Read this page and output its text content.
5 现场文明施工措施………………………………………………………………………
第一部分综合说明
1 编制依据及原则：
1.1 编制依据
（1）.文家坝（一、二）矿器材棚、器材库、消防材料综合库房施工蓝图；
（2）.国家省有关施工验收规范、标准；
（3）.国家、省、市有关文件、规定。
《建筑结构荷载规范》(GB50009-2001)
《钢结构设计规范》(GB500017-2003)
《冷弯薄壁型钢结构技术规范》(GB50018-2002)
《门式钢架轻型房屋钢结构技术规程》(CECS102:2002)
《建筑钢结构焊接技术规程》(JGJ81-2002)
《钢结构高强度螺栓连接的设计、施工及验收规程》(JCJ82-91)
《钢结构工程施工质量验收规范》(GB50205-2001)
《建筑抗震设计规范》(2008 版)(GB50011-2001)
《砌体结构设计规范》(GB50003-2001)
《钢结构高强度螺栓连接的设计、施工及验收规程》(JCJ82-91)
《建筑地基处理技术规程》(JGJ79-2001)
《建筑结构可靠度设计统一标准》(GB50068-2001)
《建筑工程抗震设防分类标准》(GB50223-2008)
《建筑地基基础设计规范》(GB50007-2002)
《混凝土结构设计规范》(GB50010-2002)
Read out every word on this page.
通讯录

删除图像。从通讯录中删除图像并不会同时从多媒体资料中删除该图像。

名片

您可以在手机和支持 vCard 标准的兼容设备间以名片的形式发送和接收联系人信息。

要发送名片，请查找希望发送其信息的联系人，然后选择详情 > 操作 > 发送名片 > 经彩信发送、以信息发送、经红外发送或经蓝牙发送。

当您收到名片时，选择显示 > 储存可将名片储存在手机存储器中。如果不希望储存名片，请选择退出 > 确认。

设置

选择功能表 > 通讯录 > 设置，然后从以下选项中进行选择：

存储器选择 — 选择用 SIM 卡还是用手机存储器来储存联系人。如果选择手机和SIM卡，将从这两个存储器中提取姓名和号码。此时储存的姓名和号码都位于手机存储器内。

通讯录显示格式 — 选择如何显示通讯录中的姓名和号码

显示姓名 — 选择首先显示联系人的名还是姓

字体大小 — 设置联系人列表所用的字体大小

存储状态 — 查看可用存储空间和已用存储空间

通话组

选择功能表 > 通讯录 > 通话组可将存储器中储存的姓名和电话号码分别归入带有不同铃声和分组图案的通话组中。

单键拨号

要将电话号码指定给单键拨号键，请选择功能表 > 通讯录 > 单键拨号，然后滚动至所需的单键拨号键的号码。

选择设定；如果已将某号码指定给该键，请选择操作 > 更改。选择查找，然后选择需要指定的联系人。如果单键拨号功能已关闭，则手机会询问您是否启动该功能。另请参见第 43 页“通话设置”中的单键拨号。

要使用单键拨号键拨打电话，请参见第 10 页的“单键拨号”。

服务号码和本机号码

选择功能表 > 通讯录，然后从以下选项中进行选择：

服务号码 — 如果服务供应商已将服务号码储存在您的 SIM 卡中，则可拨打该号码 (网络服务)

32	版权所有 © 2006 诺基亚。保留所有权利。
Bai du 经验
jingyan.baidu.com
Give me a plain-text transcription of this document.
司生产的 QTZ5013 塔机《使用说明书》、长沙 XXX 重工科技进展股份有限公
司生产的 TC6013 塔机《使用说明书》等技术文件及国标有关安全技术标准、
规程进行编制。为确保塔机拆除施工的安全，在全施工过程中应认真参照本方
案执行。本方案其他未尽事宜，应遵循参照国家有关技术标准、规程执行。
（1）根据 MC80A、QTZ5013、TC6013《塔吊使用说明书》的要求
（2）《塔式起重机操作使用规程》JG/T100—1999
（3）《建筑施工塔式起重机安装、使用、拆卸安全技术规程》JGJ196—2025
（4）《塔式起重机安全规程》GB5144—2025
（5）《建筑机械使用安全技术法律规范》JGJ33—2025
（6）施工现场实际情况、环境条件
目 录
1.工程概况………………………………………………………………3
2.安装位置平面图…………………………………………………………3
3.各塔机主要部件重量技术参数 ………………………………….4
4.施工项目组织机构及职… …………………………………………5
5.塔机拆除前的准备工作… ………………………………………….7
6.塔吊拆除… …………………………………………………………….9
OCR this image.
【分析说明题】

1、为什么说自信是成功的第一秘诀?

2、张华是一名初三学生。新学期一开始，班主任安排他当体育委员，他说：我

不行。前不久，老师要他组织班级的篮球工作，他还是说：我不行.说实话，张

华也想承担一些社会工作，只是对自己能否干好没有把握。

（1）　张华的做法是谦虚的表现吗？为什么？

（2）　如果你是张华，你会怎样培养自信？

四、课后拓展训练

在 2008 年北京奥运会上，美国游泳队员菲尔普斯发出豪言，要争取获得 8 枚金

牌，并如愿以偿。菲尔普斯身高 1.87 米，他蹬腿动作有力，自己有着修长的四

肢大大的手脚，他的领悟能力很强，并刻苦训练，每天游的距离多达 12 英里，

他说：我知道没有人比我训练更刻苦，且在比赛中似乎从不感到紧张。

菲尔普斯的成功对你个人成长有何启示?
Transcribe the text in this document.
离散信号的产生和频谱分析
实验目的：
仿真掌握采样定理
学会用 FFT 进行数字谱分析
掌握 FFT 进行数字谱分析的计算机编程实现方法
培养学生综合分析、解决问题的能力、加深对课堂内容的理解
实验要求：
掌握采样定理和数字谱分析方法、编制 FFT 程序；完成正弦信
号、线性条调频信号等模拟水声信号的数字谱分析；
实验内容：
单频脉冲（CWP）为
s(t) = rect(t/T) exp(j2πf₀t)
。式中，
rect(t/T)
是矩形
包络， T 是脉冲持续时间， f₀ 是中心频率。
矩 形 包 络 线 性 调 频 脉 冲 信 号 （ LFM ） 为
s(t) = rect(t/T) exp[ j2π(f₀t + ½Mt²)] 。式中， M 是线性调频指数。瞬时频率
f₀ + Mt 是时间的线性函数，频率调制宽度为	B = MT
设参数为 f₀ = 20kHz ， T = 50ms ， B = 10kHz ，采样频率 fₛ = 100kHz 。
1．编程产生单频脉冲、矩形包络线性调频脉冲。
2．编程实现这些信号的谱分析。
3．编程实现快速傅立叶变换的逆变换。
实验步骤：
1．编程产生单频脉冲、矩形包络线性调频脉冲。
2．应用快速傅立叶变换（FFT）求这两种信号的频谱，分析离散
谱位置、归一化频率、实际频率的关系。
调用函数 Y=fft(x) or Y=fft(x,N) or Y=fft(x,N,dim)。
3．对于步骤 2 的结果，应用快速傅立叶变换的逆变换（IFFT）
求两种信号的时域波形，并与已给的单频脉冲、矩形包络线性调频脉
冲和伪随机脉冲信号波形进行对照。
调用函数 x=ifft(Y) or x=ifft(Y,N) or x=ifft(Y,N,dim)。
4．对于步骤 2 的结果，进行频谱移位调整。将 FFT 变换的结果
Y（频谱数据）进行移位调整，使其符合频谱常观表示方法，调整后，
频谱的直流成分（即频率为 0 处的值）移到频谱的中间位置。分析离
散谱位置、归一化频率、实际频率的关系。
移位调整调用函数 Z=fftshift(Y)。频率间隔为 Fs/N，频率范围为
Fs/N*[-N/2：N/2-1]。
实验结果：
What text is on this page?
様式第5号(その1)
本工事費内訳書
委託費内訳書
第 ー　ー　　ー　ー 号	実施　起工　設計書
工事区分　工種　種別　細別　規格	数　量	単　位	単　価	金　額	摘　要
════
**Work instructions:** Copy each line of the data exactly, leaving nothing out.

**Task answer:**
Read this page and output its text content.
5 现场文明施工措施………………………………………………………………………
第一部分综合说明
1 编制依据及原则：
1.1 编制依据
（1）.文家坝（一、二）矿器材棚、器材库、消防材料综合库房施工蓝图；
（2）.国家省有关施工验收规范、标准；
（3）.国家、省、市有关文件、规定。
《建筑结构荷载规范》(GB50009-2001)
《钢结构设计规范》(GB500017-2003)
《冷弯薄壁型钢结构技术规范》(GB50018-2002)
《门式钢架轻型房屋钢结构技术规程》(CECS102:2002)
《建筑钢结构焊接技术规程》(JGJ81-2002)
《钢结构高强度螺栓连接的设计、施工及验收规程》(JCJ82-91)
《钢结构工程施工质量验收规范》(GB50205-2001)
《建筑抗震设计规范》(2008 版)(GB50011-2001)
《砌体结构设计规范》(GB50003-2001)
《钢结构高强度螺栓连接的设计、施工及验收规程》(JCJ82-91)
《建筑地基处理技术规程》(JGJ79-2001)
《建筑结构可靠度设计统一标准》(GB50068-2001)
《建筑工程抗震设防分类标准》(GB50223-2008)
《建筑地基基础设计规范》(GB50007-2002)
《混凝土结构设计规范》(GB50010-2002)
Read out every word on this page.
通讯录

删除图像。从通讯录中删除图像并不会同时从多媒体资料中删除该图像。

名片

您可以在手机和支持 vCard 标准的兼容设备间以名片的形式发送和接收联系人信息。

要发送名片，请查找希望发送其信息的联系人，然后选择详情 > 操作 > 发送名片 > 经彩信发送、以信息发送、经红外发送或经蓝牙发送。

当您收到名片时，选择显示 > 储存可将名片储存在手机存储器中。如果不希望储存名片，请选择退出 > 确认。

设置

选择功能表 > 通讯录 > 设置，然后从以下选项中进行选择：

存储器选择 — 选择用 SIM 卡还是用手机存储器来储存联系人。如果选择手机和SIM卡，将从这两个存储器中提取姓名和号码。此时储存的姓名和号码都位于手机存储器内。

通讯录显示格式 — 选择如何显示通讯录中的姓名和号码

显示姓名 — 选择首先显示联系人的名还是姓

字体大小 — 设置联系人列表所用的字体大小

存储状态 — 查看可用存储空间和已用存储空间

通话组

选择功能表 > 通讯录 > 通话组可将存储器中储存的姓名和电话号码分别归入带有不同铃声和分组图案的通话组中。

单键拨号

要将电话号码指定给单键拨号键，请选择功能表 > 通讯录 > 单键拨号，然后滚动至所需的单键拨号键的号码。

选择设定；如果已将某号码指定给该键，请选择操作 > 更改。选择查找，然后选择需要指定的联系人。如果单键拨号功能已关闭，则手机会询问您是否启动该功能。另请参见第 43 页“通话设置”中的单键拨号。

要使用单键拨号键拨打电话，请参见第 10 页的“单键拨号”。

服务号码和本机号码

选择功能表 > 通讯录，然后从以下选项中进行选择：

服务号码 — 如果服务供应商已将服务号码储存在您的 SIM 卡中，则可拨打该号码 (网络服务)

32	版权所有 © 2006 诺基亚。保留所有权利。
Bai du 经验
jingyan.baidu.com
Give me a plain-text transcription of this document.
司生产的 QTZ5013 塔机《使用说明书》、长沙 XXX 重工科技进展股份有限公
司生产的 TC6013 塔机《使用说明书》等技术文件及国标有关安全技术标准、
规程进行编制。为确保塔机拆除施工的安全，在全施工过程中应认真参照本方
案执行。本方案其他未尽事宜，应遵循参照国家有关技术标准、规程执行。
（1）根据 MC80A、QTZ5013、TC6013《塔吊使用说明书》的要求
（2）《塔式起重机操作使用规程》JG/T100—1999
（3）《建筑施工塔式起重机安装、使用、拆卸安全技术规程》JGJ196—2025
（4）《塔式起重机安全规程》GB5144—2025
（5）《建筑机械使用安全技术法律规范》JGJ33—2025
（6）施工现场实际情况、环境条件
目 录
1.工程概况………………………………………………………………3
2.安装位置平面图…………………………………………………………3
3.各塔机主要部件重量技术参数 ………………………………….4
4.施工项目组织机构及职… …………………………………………5
5.塔机拆除前的准备工作… ………………………………………….7
6.塔吊拆除… …………………………………………………………….9
OCR this image.
【分析说明题】

1、为什么说自信是成功的第一秘诀?

2、张华是一名初三学生。新学期一开始，班主任安排他当体育委员，他说：我

不行。前不久，老师要他组织班级的篮球工作，他还是说：我不行.说实话，张

华也想承担一些社会工作，只是对自己能否干好没有把握。

（1）　张华的做法是谦虚的表现吗？为什么？

（2）　如果你是张华，你会怎样培养自信？

四、课后拓展训练

在 2008 年北京奥运会上，美国游泳队员菲尔普斯发出豪言，要争取获得 8 枚金

牌，并如愿以偿。菲尔普斯身高 1.87 米，他蹬腿动作有力，自己有着修长的四

肢大大的手脚，他的领悟能力很强，并刻苦训练，每天游的距离多达 12 英里，

他说：我知道没有人比我训练更刻苦，且在比赛中似乎从不感到紧张。

菲尔普斯的成功对你个人成长有何启示?
Transcribe the text in this document.
离散信号的产生和频谱分析
实验目的：
仿真掌握采样定理
学会用 FFT 进行数字谱分析
掌握 FFT 进行数字谱分析的计算机编程实现方法
培养学生综合分析、解决问题的能力、加深对课堂内容的理解
实验要求：
掌握采样定理和数字谱分析方法、编制 FFT 程序；完成正弦信
号、线性条调频信号等模拟水声信号的数字谱分析；
实验内容：
单频脉冲（CWP）为
s(t) = rect(t/T) exp(j2πf₀t)
。式中，
rect(t/T)
是矩形
包络， T 是脉冲持续时间， f₀ 是中心频率。
矩 形 包 络 线 性 调 频 脉 冲 信 号 （ LFM ） 为
s(t) = rect(t/T) exp[ j2π(f₀t + ½Mt²)] 。式中， M 是线性调频指数。瞬时频率
f₀ + Mt 是时间的线性函数，频率调制宽度为	B = MT
设参数为 f₀ = 20kHz ， T = 50ms ， B = 10kHz ，采样频率 fₛ = 100kHz 。
1．编程产生单频脉冲、矩形包络线性调频脉冲。
2．编程实现这些信号的谱分析。
3．编程实现快速傅立叶变换的逆变换。
实验步骤：
1．编程产生单频脉冲、矩形包络线性调频脉冲。
2．应用快速傅立叶变换（FFT）求这两种信号的频谱，分析离散
谱位置、归一化频率、实际频率的关系。
调用函数 Y=fft(x) or Y=fft(x,N) or Y=fft(x,N,dim)。
3．对于步骤 2 的结果，应用快速傅立叶变换的逆变换（IFFT）
求两种信号的时域波形，并与已给的单频脉冲、矩形包络线性调频脉
冲和伪随机脉冲信号波形进行对照。
调用函数 x=ifft(Y) or x=ifft(Y,N) or x=ifft(Y,N,dim)。
4．对于步骤 2 的结果，进行频谱移位调整。将 FFT 变换的结果
Y（频谱数据）进行移位调整，使其符合频谱常观表示方法，调整后，
频谱的直流成分（即频率为 0 处的值）移到频谱的中间位置。分析离
散谱位置、归一化频率、实际频率的关系。
移位调整调用函数 Z=fftshift(Y)。频率间隔为 Fs/N，频率范围为
Fs/N*[-N/2：N/2-1]。
实验结果：
What text is on this page?
様式第5号(その1)
本工事費内訳書
委託費内訳書
第 ー　ー　　ー　ー 号	実施　起工　設計書
工事区分　工種　種別　細別　規格	数　量	単　位	単　価	金　額	摘　要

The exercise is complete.